Exercise goal – Edit the listing from its beginning through the line containing "The transparent pixel electrode 310 is" so that "plan view" becomes "top view", and leave everything else in those lines unchanged.

═════ Material to process ═════

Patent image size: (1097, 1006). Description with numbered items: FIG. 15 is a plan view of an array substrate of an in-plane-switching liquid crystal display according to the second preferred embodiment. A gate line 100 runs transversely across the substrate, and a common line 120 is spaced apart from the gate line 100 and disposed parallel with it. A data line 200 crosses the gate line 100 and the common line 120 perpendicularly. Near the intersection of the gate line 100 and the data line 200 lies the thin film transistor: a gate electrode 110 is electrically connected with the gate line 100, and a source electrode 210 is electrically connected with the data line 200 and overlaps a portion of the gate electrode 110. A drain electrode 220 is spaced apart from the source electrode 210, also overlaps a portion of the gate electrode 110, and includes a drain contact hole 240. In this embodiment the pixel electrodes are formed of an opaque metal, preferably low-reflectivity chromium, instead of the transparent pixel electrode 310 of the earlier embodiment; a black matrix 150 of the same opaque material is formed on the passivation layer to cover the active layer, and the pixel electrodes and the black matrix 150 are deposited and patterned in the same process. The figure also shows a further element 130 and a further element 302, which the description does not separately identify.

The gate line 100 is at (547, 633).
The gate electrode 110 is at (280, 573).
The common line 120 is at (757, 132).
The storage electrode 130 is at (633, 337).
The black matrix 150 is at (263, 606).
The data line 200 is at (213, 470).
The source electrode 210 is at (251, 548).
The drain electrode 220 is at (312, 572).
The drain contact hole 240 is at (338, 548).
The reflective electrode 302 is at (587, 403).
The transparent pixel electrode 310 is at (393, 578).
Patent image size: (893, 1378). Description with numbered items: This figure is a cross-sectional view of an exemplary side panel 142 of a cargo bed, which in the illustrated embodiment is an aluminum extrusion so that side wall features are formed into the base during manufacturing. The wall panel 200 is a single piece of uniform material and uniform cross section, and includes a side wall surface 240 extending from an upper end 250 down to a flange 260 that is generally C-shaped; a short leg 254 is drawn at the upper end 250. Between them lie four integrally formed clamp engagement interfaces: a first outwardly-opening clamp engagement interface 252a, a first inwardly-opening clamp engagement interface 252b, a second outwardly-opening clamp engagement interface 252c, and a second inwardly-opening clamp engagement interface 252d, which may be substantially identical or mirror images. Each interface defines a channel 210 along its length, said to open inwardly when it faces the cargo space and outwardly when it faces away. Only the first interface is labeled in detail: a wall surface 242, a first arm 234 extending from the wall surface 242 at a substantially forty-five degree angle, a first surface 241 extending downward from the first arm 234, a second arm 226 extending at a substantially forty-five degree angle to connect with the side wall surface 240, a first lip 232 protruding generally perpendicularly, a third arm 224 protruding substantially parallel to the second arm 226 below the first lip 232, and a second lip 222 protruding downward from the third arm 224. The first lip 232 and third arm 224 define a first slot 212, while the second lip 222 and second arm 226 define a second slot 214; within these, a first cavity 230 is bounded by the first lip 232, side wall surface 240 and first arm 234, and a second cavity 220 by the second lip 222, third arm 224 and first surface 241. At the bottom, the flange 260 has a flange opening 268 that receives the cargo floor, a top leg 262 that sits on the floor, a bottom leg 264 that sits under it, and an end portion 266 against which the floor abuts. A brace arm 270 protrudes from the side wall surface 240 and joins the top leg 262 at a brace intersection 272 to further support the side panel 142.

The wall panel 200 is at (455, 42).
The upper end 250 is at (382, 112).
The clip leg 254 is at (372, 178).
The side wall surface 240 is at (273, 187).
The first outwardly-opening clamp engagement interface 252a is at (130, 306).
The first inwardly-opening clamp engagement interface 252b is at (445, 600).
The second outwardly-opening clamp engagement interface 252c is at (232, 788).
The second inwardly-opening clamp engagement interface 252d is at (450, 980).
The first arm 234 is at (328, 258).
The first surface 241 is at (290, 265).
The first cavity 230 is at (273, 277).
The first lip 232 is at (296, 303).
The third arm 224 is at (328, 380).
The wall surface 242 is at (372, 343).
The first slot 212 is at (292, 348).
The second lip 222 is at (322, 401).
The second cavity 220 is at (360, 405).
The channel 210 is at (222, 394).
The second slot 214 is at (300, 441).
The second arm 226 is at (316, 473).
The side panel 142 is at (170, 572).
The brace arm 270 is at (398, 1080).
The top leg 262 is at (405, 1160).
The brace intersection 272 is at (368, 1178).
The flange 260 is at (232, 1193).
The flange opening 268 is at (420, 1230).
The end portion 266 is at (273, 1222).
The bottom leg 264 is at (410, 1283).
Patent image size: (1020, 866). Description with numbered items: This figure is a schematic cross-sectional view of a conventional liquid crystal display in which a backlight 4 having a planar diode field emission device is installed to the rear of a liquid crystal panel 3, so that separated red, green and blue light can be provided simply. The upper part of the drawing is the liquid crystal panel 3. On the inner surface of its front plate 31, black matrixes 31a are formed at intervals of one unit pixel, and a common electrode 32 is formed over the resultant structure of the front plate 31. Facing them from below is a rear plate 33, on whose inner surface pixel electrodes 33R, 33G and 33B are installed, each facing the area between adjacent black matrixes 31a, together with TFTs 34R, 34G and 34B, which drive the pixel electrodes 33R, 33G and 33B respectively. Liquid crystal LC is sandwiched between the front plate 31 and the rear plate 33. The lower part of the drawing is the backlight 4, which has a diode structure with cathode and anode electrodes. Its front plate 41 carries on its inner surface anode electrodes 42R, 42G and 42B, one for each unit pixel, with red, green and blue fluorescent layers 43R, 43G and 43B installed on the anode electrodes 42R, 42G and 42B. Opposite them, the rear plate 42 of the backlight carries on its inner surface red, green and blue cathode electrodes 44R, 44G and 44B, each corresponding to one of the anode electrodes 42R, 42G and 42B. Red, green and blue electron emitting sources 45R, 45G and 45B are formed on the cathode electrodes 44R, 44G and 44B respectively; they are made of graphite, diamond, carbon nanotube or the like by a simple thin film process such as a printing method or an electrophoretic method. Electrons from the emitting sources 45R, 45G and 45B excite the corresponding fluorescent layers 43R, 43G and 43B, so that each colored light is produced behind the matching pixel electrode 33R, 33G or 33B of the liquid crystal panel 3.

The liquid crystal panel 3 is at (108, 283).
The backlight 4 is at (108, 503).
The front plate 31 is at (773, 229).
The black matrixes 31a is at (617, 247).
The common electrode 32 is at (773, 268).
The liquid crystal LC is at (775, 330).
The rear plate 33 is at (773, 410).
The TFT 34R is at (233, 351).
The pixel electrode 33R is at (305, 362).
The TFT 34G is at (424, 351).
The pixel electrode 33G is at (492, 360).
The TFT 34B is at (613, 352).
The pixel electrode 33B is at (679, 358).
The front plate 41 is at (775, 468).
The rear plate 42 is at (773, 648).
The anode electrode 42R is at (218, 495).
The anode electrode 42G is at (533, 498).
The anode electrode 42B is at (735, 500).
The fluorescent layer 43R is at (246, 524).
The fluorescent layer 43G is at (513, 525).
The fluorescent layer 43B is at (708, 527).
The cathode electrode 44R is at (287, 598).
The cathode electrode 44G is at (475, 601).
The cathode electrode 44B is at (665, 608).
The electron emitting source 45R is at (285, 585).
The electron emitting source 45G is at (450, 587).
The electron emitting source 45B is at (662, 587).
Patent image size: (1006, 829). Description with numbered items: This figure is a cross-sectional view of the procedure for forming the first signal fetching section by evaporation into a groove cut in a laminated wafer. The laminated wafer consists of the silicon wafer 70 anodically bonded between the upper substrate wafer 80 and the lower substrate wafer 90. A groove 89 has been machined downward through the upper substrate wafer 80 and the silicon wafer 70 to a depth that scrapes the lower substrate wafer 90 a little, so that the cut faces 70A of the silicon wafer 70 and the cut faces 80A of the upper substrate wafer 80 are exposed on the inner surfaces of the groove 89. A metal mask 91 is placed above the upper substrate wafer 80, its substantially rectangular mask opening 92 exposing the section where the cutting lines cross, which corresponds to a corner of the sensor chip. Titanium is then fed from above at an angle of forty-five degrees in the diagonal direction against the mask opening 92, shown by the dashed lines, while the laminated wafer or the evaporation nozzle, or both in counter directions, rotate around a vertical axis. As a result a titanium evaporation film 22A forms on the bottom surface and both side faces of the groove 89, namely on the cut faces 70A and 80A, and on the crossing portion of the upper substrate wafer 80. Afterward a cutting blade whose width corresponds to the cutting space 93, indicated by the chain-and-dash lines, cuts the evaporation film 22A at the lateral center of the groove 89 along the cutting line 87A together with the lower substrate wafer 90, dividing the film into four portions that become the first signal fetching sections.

═════

Answer to the task –
Patent image size: (1097, 1006). Description with numbered items: FIG. 15 is a top view of an array substrate of an in-plane-switching liquid crystal display according to the second preferred embodiment. A gate line 100 runs transversely across the substrate, and a common line 120 is spaced apart from the gate line 100 and disposed parallel with it. A data line 200 crosses the gate line 100 and the common line 120 perpendicularly. Near the intersection of the gate line 100 and the data line 200 lies the thin film transistor: a gate electrode 110 is electrically connected with the gate line 100, and a source electrode 210 is electrically connected with the data line 200 and overlaps a portion of the gate electrode 110. A drain electrode 220 is spaced apart from the source electrode 210, also overlaps a portion of the gate electrode 110, and includes a drain contact hole 240. In this embodiment the pixel electrodes are formed of an opaque metal, preferably low-reflectivity chromium, instead of the transparent pixel electrode 310 of the earlier embodiment; a black matrix 150 of the same opaque material is formed on the passivation layer to cover the active layer, and the pixel electrodes and the black matrix 150 are deposited and patterned in the same process. The figure also shows a further element 130 and a further element 302, which the description does not separately identify.

The gate line 100 is at (547, 633).
The gate electrode 110 is at (280, 573).
The common line 120 is at (757, 132).
The storage electrode 130 is at (633, 337).
The black matrix 150 is at (263, 606).
The data line 200 is at (213, 470).
The source electrode 210 is at (251, 548).
The drain electrode 220 is at (312, 572).
The drain contact hole 240 is at (338, 548).
The reflective electrode 302 is at (587, 403).
The transparent pixel electrode 310 is at (393, 578).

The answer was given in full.